— EXERCISE INSTRUCTIONS —
Only the number is wanted: how many lines contain "Zeitabschnitt"?

— EXERCISE DATA —
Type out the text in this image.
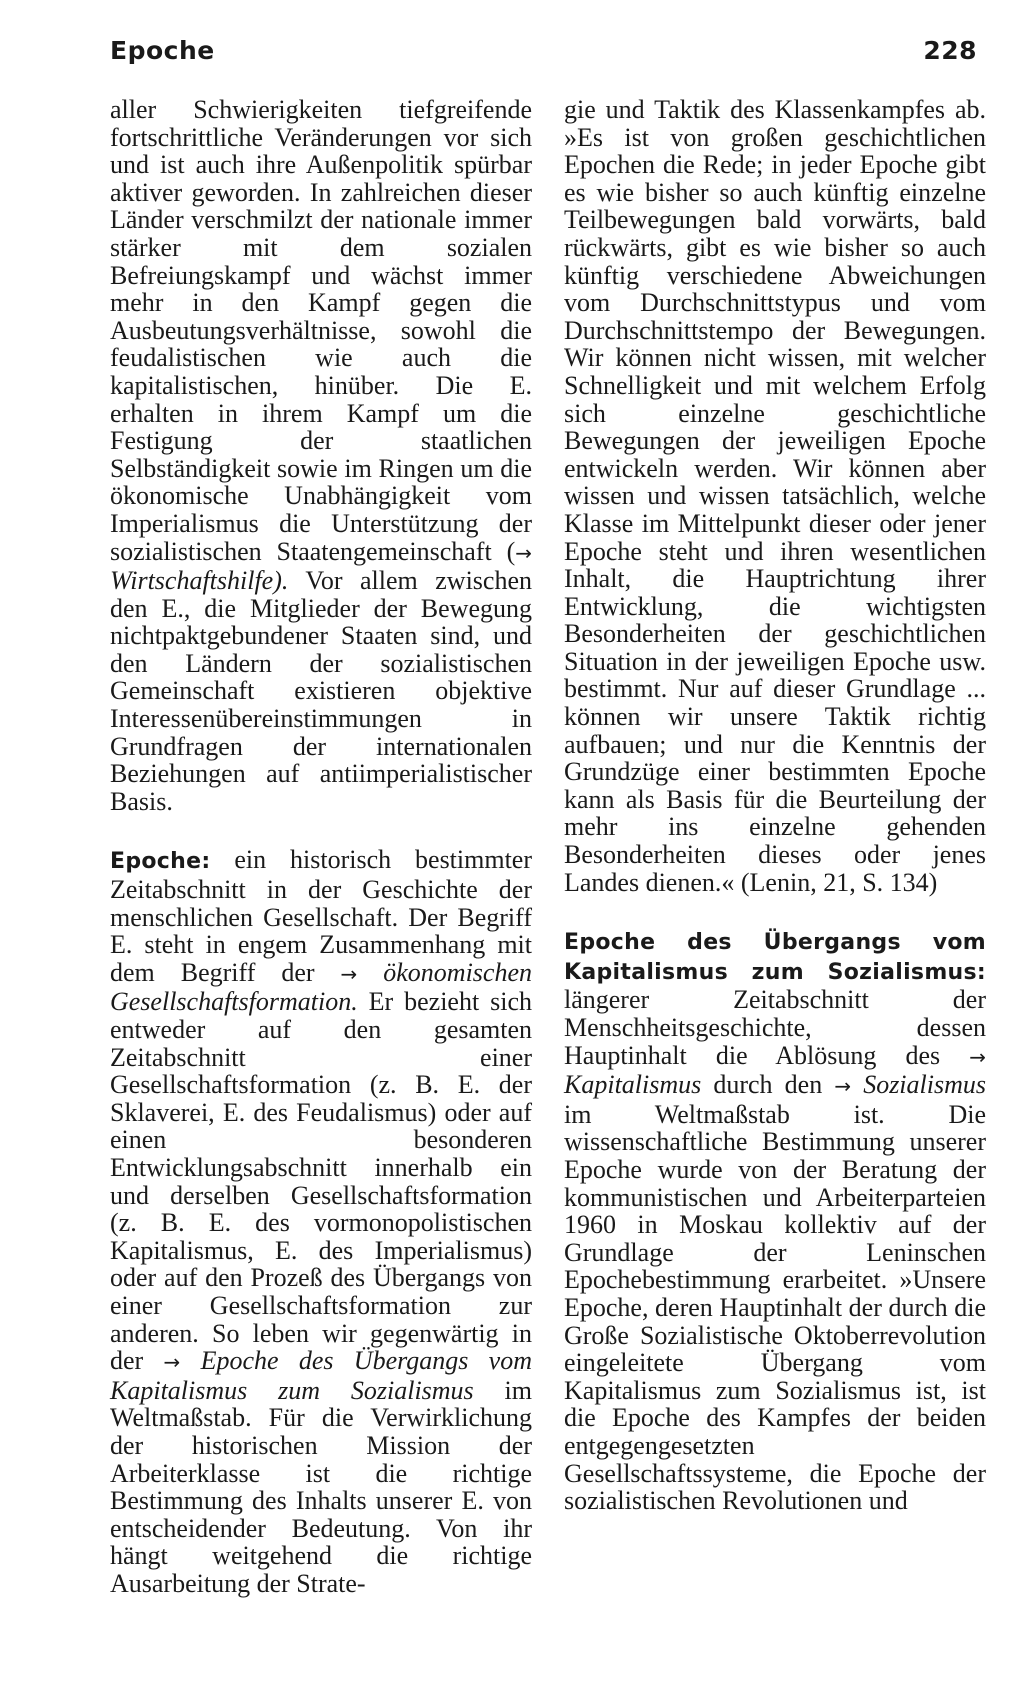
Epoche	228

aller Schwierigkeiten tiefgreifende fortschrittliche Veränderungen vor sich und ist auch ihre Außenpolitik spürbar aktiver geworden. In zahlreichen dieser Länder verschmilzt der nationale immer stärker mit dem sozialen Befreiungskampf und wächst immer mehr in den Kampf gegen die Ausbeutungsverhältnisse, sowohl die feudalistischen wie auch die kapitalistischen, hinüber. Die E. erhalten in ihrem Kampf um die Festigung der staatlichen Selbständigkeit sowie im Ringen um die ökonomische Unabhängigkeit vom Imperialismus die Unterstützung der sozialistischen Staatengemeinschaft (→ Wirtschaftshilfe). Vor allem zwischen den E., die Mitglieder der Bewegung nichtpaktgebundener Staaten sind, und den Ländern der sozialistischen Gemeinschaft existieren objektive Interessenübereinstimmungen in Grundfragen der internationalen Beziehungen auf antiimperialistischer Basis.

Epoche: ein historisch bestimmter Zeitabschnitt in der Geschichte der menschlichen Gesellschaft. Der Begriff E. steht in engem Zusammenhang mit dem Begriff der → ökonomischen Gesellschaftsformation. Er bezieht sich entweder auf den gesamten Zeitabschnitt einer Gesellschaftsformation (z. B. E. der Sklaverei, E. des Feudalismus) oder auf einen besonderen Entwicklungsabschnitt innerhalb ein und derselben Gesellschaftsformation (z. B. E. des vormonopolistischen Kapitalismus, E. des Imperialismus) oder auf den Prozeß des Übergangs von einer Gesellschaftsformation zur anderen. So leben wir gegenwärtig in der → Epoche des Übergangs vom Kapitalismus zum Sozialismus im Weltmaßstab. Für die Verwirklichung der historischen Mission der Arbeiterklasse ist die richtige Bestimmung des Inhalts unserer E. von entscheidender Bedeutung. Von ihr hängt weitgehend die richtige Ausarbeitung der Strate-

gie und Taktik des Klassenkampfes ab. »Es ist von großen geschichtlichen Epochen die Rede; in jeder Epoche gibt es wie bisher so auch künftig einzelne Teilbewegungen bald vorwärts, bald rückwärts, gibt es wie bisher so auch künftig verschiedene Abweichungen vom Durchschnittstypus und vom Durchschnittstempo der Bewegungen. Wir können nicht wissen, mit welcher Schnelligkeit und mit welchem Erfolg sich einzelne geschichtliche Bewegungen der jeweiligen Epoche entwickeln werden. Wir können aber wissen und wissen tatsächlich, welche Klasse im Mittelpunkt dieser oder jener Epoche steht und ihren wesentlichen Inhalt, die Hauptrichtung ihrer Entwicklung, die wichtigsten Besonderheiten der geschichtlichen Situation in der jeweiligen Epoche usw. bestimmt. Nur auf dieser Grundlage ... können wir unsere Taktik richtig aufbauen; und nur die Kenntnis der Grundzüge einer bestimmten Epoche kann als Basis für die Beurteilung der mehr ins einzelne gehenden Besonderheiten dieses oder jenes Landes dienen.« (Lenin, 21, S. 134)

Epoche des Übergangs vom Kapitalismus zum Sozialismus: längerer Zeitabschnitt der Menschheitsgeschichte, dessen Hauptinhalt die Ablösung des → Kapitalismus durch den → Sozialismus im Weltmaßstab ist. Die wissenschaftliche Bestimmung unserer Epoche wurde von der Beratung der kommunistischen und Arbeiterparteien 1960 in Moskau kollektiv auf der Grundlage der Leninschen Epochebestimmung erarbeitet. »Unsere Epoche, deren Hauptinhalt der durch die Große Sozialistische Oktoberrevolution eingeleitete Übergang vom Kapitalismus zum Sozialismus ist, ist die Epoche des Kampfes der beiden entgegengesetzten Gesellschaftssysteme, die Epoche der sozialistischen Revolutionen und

— EXERCISE OUTPUT —
2